Give only the number of lines in the records below that contain the word "JSON".

Saved entries:
## begin
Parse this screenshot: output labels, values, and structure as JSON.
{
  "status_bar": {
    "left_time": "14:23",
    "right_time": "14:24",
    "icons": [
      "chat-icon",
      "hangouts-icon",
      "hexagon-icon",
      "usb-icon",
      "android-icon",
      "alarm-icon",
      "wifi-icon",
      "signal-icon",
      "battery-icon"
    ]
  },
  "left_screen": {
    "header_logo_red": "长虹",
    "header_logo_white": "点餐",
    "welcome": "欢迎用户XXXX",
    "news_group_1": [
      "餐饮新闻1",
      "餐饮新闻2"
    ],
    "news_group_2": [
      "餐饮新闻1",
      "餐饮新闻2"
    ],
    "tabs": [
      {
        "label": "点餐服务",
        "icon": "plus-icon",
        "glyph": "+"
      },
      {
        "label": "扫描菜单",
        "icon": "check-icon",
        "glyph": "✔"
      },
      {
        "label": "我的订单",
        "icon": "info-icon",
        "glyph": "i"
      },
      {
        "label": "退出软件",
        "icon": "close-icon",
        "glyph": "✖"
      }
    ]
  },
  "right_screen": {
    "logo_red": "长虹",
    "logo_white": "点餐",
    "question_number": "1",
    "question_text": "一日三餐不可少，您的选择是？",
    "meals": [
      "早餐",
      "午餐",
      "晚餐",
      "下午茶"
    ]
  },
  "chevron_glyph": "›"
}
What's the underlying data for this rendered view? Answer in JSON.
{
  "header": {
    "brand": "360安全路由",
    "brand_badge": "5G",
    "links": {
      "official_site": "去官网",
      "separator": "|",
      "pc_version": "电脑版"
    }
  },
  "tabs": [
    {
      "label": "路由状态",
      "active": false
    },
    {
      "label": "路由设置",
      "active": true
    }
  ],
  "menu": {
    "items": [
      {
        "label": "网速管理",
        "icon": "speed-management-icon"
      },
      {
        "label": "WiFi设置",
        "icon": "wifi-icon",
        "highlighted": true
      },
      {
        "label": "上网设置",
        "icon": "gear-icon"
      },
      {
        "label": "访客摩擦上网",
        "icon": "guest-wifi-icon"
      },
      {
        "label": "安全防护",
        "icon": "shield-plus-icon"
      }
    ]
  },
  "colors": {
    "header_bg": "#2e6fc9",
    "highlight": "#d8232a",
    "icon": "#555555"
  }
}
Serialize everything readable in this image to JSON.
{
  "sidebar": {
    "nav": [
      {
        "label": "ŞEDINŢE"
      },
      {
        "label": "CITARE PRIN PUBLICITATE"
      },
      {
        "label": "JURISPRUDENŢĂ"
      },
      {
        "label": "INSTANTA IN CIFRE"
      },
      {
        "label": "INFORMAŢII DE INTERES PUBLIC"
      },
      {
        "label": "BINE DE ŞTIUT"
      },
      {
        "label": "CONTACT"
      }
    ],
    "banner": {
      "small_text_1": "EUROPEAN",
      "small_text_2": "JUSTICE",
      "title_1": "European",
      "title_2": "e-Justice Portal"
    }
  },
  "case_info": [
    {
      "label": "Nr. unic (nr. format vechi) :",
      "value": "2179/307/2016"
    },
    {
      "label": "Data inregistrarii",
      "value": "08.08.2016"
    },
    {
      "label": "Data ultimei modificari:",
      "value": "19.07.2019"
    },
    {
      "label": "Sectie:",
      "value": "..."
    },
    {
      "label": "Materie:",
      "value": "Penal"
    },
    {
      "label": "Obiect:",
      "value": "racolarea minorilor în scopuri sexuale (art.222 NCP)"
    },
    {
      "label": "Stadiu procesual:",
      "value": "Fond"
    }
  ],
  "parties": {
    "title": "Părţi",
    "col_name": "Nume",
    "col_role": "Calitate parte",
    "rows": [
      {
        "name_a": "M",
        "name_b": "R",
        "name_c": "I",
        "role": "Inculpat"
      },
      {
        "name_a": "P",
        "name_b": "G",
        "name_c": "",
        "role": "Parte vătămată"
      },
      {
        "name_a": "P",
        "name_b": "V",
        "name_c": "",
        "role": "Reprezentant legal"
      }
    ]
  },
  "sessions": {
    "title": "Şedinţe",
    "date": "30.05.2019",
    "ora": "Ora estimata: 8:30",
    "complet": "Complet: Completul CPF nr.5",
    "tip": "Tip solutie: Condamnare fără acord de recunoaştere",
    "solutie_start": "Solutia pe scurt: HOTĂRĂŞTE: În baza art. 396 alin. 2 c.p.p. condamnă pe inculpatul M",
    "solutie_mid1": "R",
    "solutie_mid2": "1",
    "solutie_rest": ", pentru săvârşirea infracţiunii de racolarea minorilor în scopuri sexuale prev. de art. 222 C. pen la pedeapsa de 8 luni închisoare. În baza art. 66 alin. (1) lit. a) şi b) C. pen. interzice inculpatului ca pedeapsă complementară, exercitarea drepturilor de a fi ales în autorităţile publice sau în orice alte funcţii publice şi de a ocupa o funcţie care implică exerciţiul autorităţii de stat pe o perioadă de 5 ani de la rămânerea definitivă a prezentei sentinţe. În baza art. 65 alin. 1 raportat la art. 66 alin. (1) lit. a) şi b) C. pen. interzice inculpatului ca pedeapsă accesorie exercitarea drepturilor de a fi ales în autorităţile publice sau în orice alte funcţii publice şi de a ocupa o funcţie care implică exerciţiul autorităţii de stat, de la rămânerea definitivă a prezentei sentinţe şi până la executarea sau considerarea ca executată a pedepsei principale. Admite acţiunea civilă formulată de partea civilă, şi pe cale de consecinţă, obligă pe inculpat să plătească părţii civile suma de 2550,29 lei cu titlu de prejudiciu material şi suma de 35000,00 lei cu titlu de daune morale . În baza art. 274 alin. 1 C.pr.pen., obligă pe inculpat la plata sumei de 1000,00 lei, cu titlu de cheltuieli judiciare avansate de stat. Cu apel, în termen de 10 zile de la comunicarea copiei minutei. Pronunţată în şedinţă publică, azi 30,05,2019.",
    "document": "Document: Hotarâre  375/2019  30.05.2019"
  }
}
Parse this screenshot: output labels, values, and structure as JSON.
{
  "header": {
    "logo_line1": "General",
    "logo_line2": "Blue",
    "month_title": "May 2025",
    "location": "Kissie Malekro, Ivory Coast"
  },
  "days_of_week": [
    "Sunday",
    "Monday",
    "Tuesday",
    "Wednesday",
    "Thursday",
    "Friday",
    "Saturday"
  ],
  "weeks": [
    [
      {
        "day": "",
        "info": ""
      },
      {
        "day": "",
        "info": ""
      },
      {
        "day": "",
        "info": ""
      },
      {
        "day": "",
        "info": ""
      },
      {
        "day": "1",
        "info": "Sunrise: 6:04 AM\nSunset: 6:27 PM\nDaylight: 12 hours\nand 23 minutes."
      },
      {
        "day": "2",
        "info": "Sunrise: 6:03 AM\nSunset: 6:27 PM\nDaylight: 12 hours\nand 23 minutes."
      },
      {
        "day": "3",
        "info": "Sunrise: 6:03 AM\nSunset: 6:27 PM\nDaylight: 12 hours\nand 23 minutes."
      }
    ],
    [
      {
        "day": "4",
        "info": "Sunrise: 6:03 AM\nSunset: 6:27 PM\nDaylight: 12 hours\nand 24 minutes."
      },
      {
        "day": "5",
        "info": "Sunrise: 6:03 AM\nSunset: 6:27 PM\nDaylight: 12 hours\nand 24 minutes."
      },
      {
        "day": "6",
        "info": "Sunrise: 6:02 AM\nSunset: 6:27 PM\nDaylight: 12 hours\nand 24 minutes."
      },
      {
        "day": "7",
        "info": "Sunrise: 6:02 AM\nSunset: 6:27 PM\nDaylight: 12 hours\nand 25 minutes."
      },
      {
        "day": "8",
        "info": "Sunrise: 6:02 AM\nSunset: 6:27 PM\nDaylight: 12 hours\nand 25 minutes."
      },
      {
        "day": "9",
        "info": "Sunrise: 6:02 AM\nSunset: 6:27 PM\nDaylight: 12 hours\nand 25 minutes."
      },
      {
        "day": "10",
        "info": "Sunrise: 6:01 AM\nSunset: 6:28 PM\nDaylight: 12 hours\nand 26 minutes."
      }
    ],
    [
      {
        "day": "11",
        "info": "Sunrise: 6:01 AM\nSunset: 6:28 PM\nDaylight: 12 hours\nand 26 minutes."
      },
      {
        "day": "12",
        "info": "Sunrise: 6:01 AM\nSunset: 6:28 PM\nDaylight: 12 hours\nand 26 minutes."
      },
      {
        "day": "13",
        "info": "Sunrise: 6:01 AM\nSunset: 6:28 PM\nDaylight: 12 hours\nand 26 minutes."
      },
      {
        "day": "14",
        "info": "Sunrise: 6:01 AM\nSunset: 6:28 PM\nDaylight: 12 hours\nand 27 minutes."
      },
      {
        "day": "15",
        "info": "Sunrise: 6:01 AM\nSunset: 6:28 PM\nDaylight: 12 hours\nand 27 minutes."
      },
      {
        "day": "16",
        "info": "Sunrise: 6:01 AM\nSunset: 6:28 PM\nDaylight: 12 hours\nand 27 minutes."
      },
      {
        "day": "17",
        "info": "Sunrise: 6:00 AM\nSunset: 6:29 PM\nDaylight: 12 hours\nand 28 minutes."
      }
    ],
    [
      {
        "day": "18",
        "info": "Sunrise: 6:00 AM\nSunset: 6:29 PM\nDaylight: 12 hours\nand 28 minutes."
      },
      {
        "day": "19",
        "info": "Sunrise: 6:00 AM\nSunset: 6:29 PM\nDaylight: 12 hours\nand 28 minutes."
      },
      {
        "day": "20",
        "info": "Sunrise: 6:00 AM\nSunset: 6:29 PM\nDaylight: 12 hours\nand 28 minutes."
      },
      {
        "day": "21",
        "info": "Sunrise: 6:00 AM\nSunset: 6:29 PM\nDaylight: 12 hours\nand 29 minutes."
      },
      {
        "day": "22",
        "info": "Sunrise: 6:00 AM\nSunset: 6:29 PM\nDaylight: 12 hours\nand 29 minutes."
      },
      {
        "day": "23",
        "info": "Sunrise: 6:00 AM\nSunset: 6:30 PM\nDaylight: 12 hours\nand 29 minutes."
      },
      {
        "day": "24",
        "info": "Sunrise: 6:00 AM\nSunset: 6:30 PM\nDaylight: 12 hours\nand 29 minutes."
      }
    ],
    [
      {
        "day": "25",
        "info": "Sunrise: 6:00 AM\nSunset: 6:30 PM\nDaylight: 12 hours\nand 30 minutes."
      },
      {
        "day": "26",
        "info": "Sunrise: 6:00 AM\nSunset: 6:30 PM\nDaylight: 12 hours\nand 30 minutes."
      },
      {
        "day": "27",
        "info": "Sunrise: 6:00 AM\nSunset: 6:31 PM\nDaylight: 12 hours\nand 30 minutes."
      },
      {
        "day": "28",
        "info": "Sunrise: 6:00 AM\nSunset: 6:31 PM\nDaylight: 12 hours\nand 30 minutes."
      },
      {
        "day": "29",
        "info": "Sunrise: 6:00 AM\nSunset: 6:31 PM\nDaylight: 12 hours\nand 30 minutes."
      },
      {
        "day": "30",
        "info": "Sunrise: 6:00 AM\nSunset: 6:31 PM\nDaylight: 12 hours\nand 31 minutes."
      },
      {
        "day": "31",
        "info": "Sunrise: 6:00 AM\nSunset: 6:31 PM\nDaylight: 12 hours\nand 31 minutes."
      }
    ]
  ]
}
## end
— COMPLETE OUTPUT —
4